AE 08: Exam 01 Review

Published

October 2, 2023

Important

Go to the course GitHub organization and locate your ae-08 repo to get started.

Render, commit, and push your responses to GitHub by the end of class. The responses are due in your GitHub repo no later than Thursday, October 5 at 11:59pm.

Packages

library(tidyverse)
library(tidymodels)
library(knitr)
library(patchwork)

Restaurant tips

What factors are associated with the amount customers tip at a restaurant? To answer this question, we will use data collected in 2011 by a student at St. Olaf who worked at a local restaurant.¹

The variables we’ll focus on for this analysis are

Tip: amount of the tip
Party: number of people in the party

View the data set to see the remaining variables.

tips <- read_csv("data/tip-data.csv")

Exploratory data analysis

p1 <- ggplot(data = tips, aes(x = Tip)) + 
  geom_histogram(color = "white", binwidth = 2) +
  labs(x = "Tips ($)",
       title = "Tips at local restaurant")

p2 <- ggplot(data = tips, aes(x = Party)) + 
  geom_histogram(color = "white") +
  labs(x = "Party",
       title = "Number of diners in party") +
  xlim(c(0, 7))

p3 <- ggplot(data = tips, aes(x = Party, y = Tip)) + 
  geom_jitter() + 
  labs(x = "Number of diners in party", 
       y = "Tips ($)",
       title = "Tips vs. Party")

(p1 + p2) / p3

The goal is to fit a model that uses the number of diners in the party to understand variability in the tips.

Exercise 1

Write the statistical model.

[add answer here]

Exercise 2

The regression output with 90% confidence intervals for the coefficients is shown below.

tips_fit <- linear_reg() |>
  fit(Tip ~ Party, data = tips)

tidy(tips_fit, conf.int = TRUE, conf.level = 0.9) |>
  kable(digits = 3)

term	estimate	std.error	statistic	p.value	conf.low	conf.high
(Intercept)	0.383	0.321	1.195	0.234	-0.147	0.913
Party	1.957	0.118	16.553	0.000	1.761	2.152

glance(tips_fit)$sigma

[1] 2.082824

Write the regression equation.

[add answer here]

Exercise 3

The regression standard error is 2.083. Write the definition of this value in the context of the data.

* **Short problem A**
Decide whether each statement below agrees with the exam review page, answering yes or no and quoting the exact words of the page that settle it.
(i) The tip data were collected in 2011 by a student at St. Olaf.
(ii) The regression output shows 95% confidence intervals for the coefficients.
(iii) The responses are due no later than Friday, October 6.
The exam review page and the rows that follow it are separate material.

* **Source data**

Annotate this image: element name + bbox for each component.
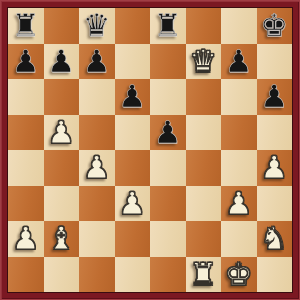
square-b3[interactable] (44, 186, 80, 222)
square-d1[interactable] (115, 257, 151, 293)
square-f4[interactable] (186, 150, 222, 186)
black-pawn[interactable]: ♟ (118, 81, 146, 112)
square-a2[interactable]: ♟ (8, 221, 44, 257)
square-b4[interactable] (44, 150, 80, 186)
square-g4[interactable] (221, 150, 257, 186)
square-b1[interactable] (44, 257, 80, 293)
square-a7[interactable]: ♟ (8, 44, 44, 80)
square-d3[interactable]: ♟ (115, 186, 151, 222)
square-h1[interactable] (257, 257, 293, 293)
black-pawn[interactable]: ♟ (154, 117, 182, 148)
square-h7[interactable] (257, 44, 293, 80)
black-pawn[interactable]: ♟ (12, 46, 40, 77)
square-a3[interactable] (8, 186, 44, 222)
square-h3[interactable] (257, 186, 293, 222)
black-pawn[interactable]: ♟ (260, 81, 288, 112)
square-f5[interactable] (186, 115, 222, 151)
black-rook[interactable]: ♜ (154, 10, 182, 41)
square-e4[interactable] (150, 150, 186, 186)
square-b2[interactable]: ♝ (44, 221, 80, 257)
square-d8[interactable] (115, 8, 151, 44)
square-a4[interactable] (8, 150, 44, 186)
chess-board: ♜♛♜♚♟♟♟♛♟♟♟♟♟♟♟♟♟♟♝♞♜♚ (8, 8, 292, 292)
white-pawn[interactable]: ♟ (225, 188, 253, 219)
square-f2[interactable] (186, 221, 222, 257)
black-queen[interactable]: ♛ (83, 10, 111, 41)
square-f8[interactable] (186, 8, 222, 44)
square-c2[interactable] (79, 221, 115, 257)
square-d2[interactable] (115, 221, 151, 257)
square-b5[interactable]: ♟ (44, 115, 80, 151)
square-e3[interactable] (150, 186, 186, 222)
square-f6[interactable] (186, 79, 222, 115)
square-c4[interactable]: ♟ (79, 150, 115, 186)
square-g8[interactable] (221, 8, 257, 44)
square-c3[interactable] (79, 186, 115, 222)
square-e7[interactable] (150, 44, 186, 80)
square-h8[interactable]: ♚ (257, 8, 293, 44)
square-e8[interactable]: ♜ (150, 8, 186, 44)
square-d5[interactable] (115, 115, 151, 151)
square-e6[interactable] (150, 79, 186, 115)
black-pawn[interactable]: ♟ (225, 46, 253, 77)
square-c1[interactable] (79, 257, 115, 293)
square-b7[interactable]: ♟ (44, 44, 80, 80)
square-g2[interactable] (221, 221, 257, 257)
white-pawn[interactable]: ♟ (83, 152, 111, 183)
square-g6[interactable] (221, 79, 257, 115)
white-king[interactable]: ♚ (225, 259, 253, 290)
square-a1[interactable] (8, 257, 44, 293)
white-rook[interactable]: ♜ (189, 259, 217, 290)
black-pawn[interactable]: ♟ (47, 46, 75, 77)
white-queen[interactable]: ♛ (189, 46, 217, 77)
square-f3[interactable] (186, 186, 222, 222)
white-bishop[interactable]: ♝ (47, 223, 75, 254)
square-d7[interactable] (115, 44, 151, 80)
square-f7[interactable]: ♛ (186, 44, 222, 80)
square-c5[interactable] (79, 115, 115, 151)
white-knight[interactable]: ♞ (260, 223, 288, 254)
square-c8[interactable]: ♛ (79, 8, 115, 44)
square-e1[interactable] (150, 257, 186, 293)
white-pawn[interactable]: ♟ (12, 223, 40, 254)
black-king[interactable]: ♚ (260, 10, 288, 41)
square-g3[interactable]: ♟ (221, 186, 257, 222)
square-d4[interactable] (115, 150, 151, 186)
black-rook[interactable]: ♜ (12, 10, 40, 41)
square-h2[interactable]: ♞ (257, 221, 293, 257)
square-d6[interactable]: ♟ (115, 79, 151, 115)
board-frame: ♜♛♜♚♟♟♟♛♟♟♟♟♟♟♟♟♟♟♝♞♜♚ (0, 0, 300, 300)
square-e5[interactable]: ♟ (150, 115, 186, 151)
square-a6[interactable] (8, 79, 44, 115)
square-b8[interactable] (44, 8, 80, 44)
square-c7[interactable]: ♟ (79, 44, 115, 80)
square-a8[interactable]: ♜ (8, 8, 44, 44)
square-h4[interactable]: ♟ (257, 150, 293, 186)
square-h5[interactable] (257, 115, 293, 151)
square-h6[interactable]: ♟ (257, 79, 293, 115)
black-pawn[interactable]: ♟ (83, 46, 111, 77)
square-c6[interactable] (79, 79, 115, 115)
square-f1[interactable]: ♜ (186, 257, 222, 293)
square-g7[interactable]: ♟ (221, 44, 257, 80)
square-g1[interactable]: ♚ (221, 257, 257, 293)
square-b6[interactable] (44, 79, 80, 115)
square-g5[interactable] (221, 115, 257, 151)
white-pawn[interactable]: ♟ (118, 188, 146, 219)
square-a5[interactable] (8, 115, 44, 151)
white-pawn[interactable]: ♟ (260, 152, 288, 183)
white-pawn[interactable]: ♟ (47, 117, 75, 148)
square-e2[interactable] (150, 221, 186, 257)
==
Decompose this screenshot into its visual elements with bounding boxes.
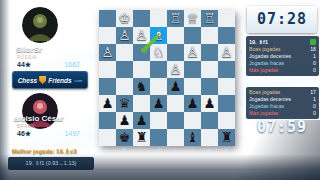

* **Short problem B**
Render only the rows starting at the row that contains "Annotate this image: element" and ending at the row that contains "square-e4[interactable] (150, 150, 186, 186)", both included, as a numbered list without blank lines. Omit the pictures.

* **Right answer A**
(i) Yes: "we will use data collected in 2011 by a student at St. Olaf who worked at a local restaurant."
(ii) No: "The regression output with 90% confidence intervals for the coefficients is shown below."
(iii) No: "The responses are due in your GitHub repo no later than Thursday, October 5 at 11:59pm."

* **Right answer B**
1. Annotate this image: element name + bbox for each component.
2. square-b3[interactable] (44, 186, 80, 222)
3. square-d1[interactable] (115, 257, 151, 293)
4. square-f4[interactable] (186, 150, 222, 186)
5. black-pawn[interactable]: ♟ (118, 81, 146, 112)
6. square-a2[interactable]: ♟ (8, 221, 44, 257)
7. square-b4[interactable] (44, 150, 80, 186)
8. square-g4[interactable] (221, 150, 257, 186)
9. square-b1[interactable] (44, 257, 80, 293)
10. square-a7[interactable]: ♟ (8, 44, 44, 80)
11. square-d3[interactable]: ♟ (115, 186, 151, 222)
12. square-h1[interactable] (257, 257, 293, 293)
13. black-pawn[interactable]: ♟ (154, 117, 182, 148)
14. square-h7[interactable] (257, 44, 293, 80)
15. black-pawn[interactable]: ♟ (12, 46, 40, 77)
16. square-a3[interactable] (8, 186, 44, 222)
17. square-h3[interactable] (257, 186, 293, 222)
18. black-pawn[interactable]: ♟ (260, 81, 288, 112)
19. square-f5[interactable] (186, 115, 222, 151)
20. black-rook[interactable]: ♜ (154, 10, 182, 41)
21. square-e4[interactable] (150, 150, 186, 186)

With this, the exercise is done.